◆ **Task goal**
Quote the listing below in its entirety, omitting every image.

[Raw records]

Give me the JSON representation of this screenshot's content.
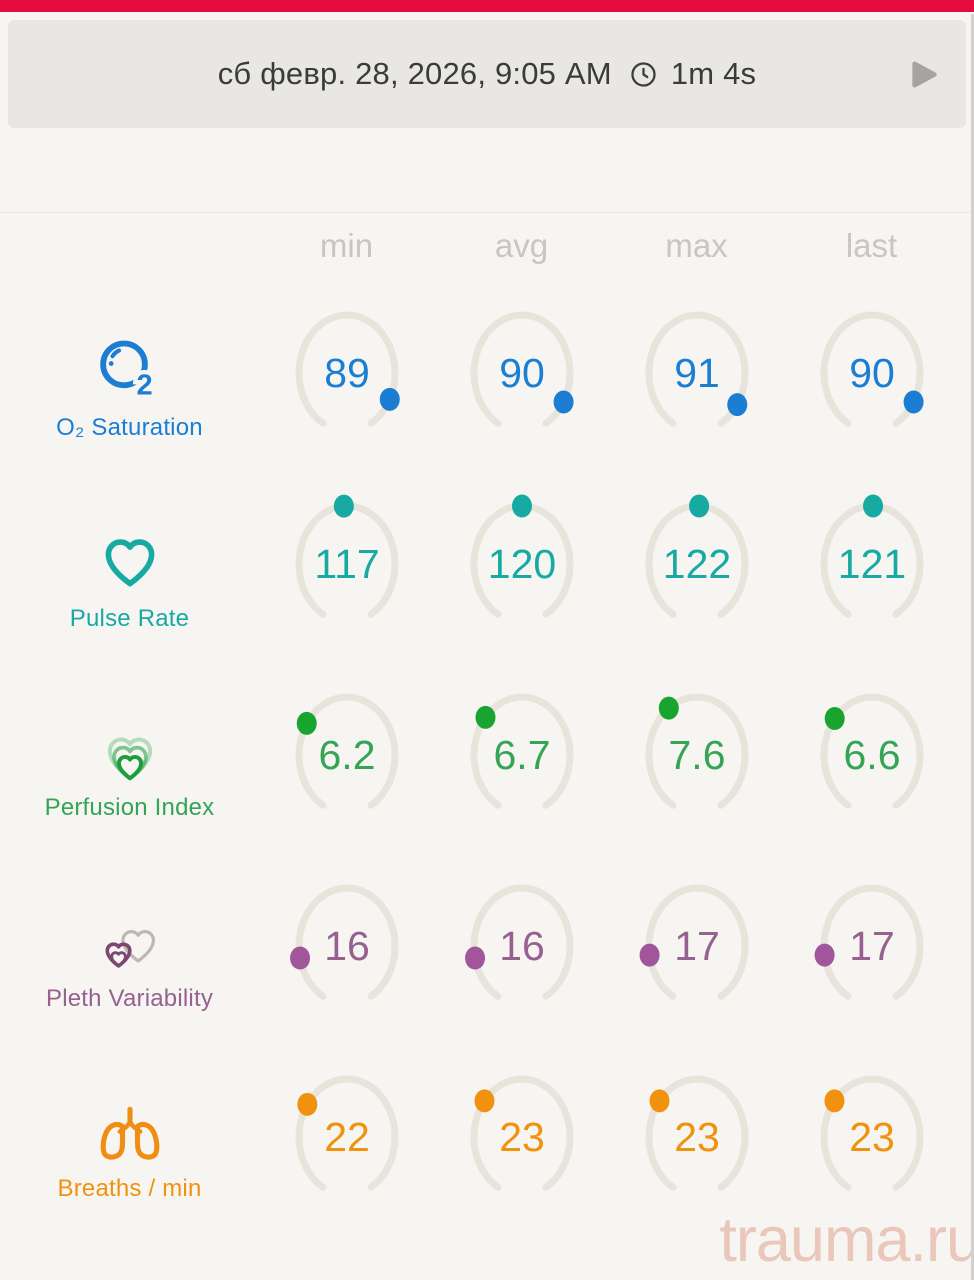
{
  "theme": {
    "accent_red": "#e60b3f",
    "header_bg": "#e9e7e4",
    "page_bg": "#f6f5f2",
    "track_color": "#e8e4db",
    "muted_text": "#c8c6c2",
    "header_text": "#3b3b3b",
    "play_icon_color": "#a6a4a2",
    "watermark_color": "#eac7ba"
  },
  "header": {
    "date": "сб февр. 28, 2026, 9:05 AM",
    "duration": "1m 4s"
  },
  "columns": [
    "min",
    "avg",
    "max",
    "last"
  ],
  "rows": [
    {
      "id": "o2-saturation",
      "label": "O₂ Saturation",
      "icon": "o2-bubble-icon",
      "color": "#1b7ed3",
      "dot_color": "#1b7ed3",
      "icon_colors": [
        "#1b7ed3"
      ],
      "gauge_range": [
        0,
        100
      ],
      "values": [
        89,
        90,
        91,
        90
      ],
      "display": [
        "89",
        "90",
        "91",
        "90"
      ]
    },
    {
      "id": "pulse-rate",
      "label": "Pulse Rate",
      "icon": "heart-icon",
      "color": "#17aaa3",
      "dot_color": "#17aaa3",
      "icon_colors": [
        "#17aaa3"
      ],
      "gauge_range": [
        0,
        240
      ],
      "values": [
        117,
        120,
        122,
        121
      ],
      "display": [
        "117",
        "120",
        "122",
        "121"
      ]
    },
    {
      "id": "perfusion-index",
      "label": "Perfusion Index",
      "icon": "nested-hearts-icon",
      "color": "#35a455",
      "dot_color": "#18a42e",
      "icon_colors": [
        "#1c9e3a"
      ],
      "gauge_range": [
        0,
        20
      ],
      "values": [
        6.2,
        6.7,
        7.6,
        6.6
      ],
      "display": [
        "6.2",
        "6.7",
        "7.6",
        "6.6"
      ]
    },
    {
      "id": "pleth-variability",
      "label": "Pleth Variability",
      "icon": "overlapping-hearts-icon",
      "color": "#96618f",
      "dot_color": "#a1569b",
      "icon_colors": [
        "#bcb8b4",
        "#7c4873"
      ],
      "gauge_range": [
        0,
        100
      ],
      "values": [
        16,
        16,
        17,
        17
      ],
      "display": [
        "16",
        "16",
        "17",
        "17"
      ]
    },
    {
      "id": "breaths-per-min",
      "label": "Breaths / min",
      "icon": "lungs-icon",
      "color": "#f1920e",
      "dot_color": "#f1920e",
      "icon_colors": [
        "#ef8e12"
      ],
      "gauge_range": [
        0,
        70
      ],
      "values": [
        22,
        23,
        23,
        23
      ],
      "display": [
        "22",
        "23",
        "23",
        "23"
      ]
    }
  ],
  "watermark": "trauma.ru"
}
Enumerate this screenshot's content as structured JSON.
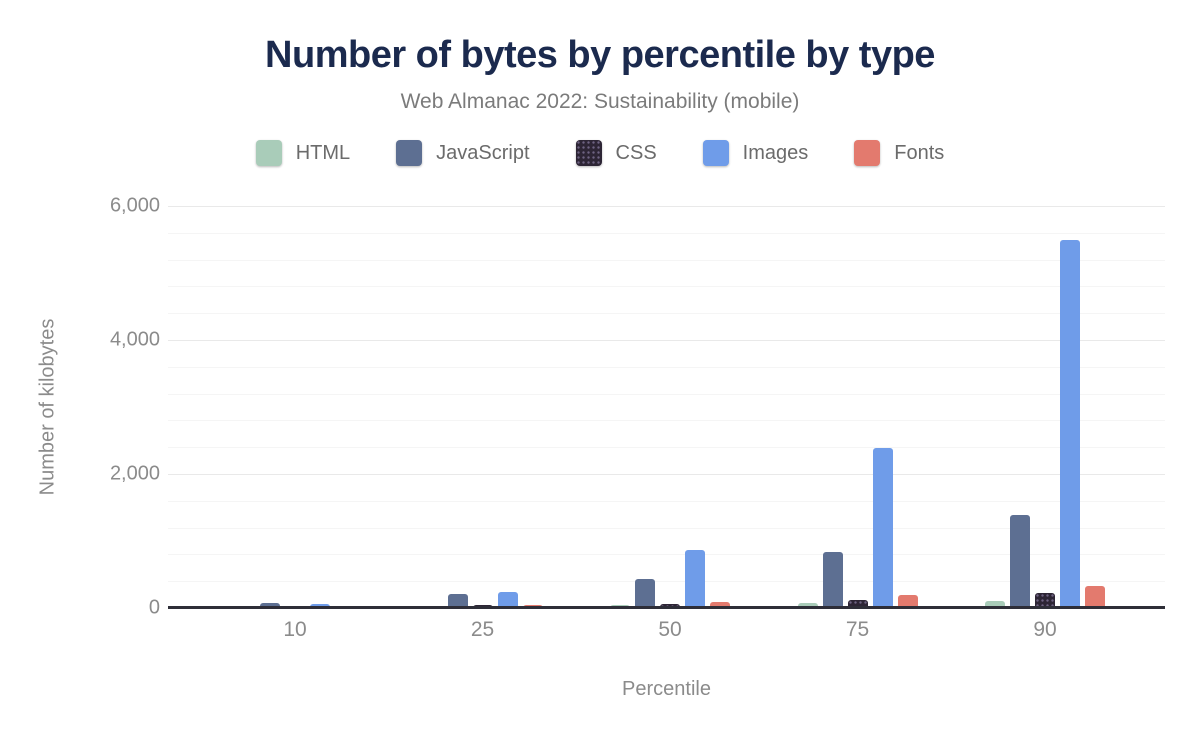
{
  "header": {
    "title": "Number of bytes by percentile by type",
    "subtitle": "Web Almanac 2022: Sustainability (mobile)"
  },
  "colors": {
    "title_text": "#1b2a4e",
    "muted_text": "#8b8b8b",
    "axis_line": "#2e2e38",
    "html_green": "#a9ccb9",
    "javascript_slate": "#5d6f92",
    "css_dark": "#2d2535",
    "images_blue": "#6f9ce9",
    "fonts_salmon": "#e37a6e"
  },
  "chart_data": {
    "type": "bar",
    "title": "Number of bytes by percentile by type",
    "subtitle": "Web Almanac 2022: Sustainability (mobile)",
    "xlabel": "Percentile",
    "ylabel": "Number of kilobytes",
    "categories": [
      "10",
      "25",
      "50",
      "75",
      "90"
    ],
    "series": [
      {
        "name": "HTML",
        "color": "#a9ccb9",
        "pattern": "solid",
        "values": [
          12,
          25,
          40,
          70,
          110
        ]
      },
      {
        "name": "JavaScript",
        "color": "#5d6f92",
        "pattern": "solid",
        "values": [
          70,
          210,
          430,
          840,
          1390
        ]
      },
      {
        "name": "CSS",
        "color": "#2d2535",
        "pattern": "dots",
        "values": [
          10,
          45,
          65,
          120,
          225
        ]
      },
      {
        "name": "Images",
        "color": "#6f9ce9",
        "pattern": "solid",
        "values": [
          60,
          245,
          860,
          2390,
          5500
        ]
      },
      {
        "name": "Fonts",
        "color": "#e37a6e",
        "pattern": "solid",
        "values": [
          3,
          40,
          95,
          190,
          330
        ]
      }
    ],
    "ylim": [
      0,
      6000
    ],
    "y_major_ticks": [
      {
        "value": 0,
        "label": "0"
      },
      {
        "value": 2000,
        "label": "2,000"
      },
      {
        "value": 4000,
        "label": "4,000"
      },
      {
        "value": 6000,
        "label": "6,000"
      }
    ],
    "y_minor_step": 400,
    "grid": true,
    "legend_position": "top"
  }
}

◆ **Output for this task**
Give me the JSON representation of this screenshot's content.
{
  "theme": {
    "accent_red": "#e60b3f",
    "header_bg": "#e9e7e4",
    "page_bg": "#f6f5f2",
    "track_color": "#e8e4db",
    "muted_text": "#c8c6c2",
    "header_text": "#3b3b3b",
    "play_icon_color": "#a6a4a2",
    "watermark_color": "#eac7ba"
  },
  "header": {
    "date": "сб февр. 28, 2026, 9:05 AM",
    "duration": "1m 4s"
  },
  "columns": [
    "min",
    "avg",
    "max",
    "last"
  ],
  "rows": [
    {
      "id": "o2-saturation",
      "label": "O₂ Saturation",
      "icon": "o2-bubble-icon",
      "color": "#1b7ed3",
      "dot_color": "#1b7ed3",
      "icon_colors": [
        "#1b7ed3"
      ],
      "gauge_range": [
        0,
        100
      ],
      "values": [
        89,
        90,
        91,
        90
      ],
      "display": [
        "89",
        "90",
        "91",
        "90"
      ]
    },
    {
      "id": "pulse-rate",
      "label": "Pulse Rate",
      "icon": "heart-icon",
      "color": "#17aaa3",
      "dot_color": "#17aaa3",
      "icon_colors": [
        "#17aaa3"
      ],
      "gauge_range": [
        0,
        240
      ],
      "values": [
        117,
        120,
        122,
        121
      ],
      "display": [
        "117",
        "120",
        "122",
        "121"
      ]
    },
    {
      "id": "perfusion-index",
      "label": "Perfusion Index",
      "icon": "nested-hearts-icon",
      "color": "#35a455",
      "dot_color": "#18a42e",
      "icon_colors": [
        "#1c9e3a"
      ],
      "gauge_range": [
        0,
        20
      ],
      "values": [
        6.2,
        6.7,
        7.6,
        6.6
      ],
      "display": [
        "6.2",
        "6.7",
        "7.6",
        "6.6"
      ]
    },
    {
      "id": "pleth-variability",
      "label": "Pleth Variability",
      "icon": "overlapping-hearts-icon",
      "color": "#96618f",
      "dot_color": "#a1569b",
      "icon_colors": [
        "#bcb8b4",
        "#7c4873"
      ],
      "gauge_range": [
        0,
        100
      ],
      "values": [
        16,
        16,
        17,
        17
      ],
      "display": [
        "16",
        "16",
        "17",
        "17"
      ]
    },
    {
      "id": "breaths-per-min",
      "label": "Breaths / min",
      "icon": "lungs-icon",
      "color": "#f1920e",
      "dot_color": "#f1920e",
      "icon_colors": [
        "#ef8e12"
      ],
      "gauge_range": [
        0,
        70
      ],
      "values": [
        22,
        23,
        23,
        23
      ],
      "display": [
        "22",
        "23",
        "23",
        "23"
      ]
    }
  ],
  "watermark": "trauma.ru"
}
Enumerate this screenshot's content as structured JSON.
{
  "header": {
    "title": "Number of bytes by percentile by type",
    "subtitle": "Web Almanac 2022: Sustainability (mobile)"
  },
  "colors": {
    "title_text": "#1b2a4e",
    "muted_text": "#8b8b8b",
    "axis_line": "#2e2e38",
    "html_green": "#a9ccb9",
    "javascript_slate": "#5d6f92",
    "css_dark": "#2d2535",
    "images_blue": "#6f9ce9",
    "fonts_salmon": "#e37a6e"
  },
  "chart_data": {
    "type": "bar",
    "title": "Number of bytes by percentile by type",
    "subtitle": "Web Almanac 2022: Sustainability (mobile)",
    "xlabel": "Percentile",
    "ylabel": "Number of kilobytes",
    "categories": [
      "10",
      "25",
      "50",
      "75",
      "90"
    ],
    "series": [
      {
        "name": "HTML",
        "color": "#a9ccb9",
        "pattern": "solid",
        "values": [
          12,
          25,
          40,
          70,
          110
        ]
      },
      {
        "name": "JavaScript",
        "color": "#5d6f92",
        "pattern": "solid",
        "values": [
          70,
          210,
          430,
          840,
          1390
        ]
      },
      {
        "name": "CSS",
        "color": "#2d2535",
        "pattern": "dots",
        "values": [
          10,
          45,
          65,
          120,
          225
        ]
      },
      {
        "name": "Images",
        "color": "#6f9ce9",
        "pattern": "solid",
        "values": [
          60,
          245,
          860,
          2390,
          5500
        ]
      },
      {
        "name": "Fonts",
        "color": "#e37a6e",
        "pattern": "solid",
        "values": [
          3,
          40,
          95,
          190,
          330
        ]
      }
    ],
    "ylim": [
      0,
      6000
    ],
    "y_major_ticks": [
      {
        "value": 0,
        "label": "0"
      },
      {
        "value": 2000,
        "label": "2,000"
      },
      {
        "value": 4000,
        "label": "4,000"
      },
      {
        "value": 6000,
        "label": "6,000"
      }
    ],
    "y_minor_step": 400,
    "grid": true,
    "legend_position": "top"
  }
}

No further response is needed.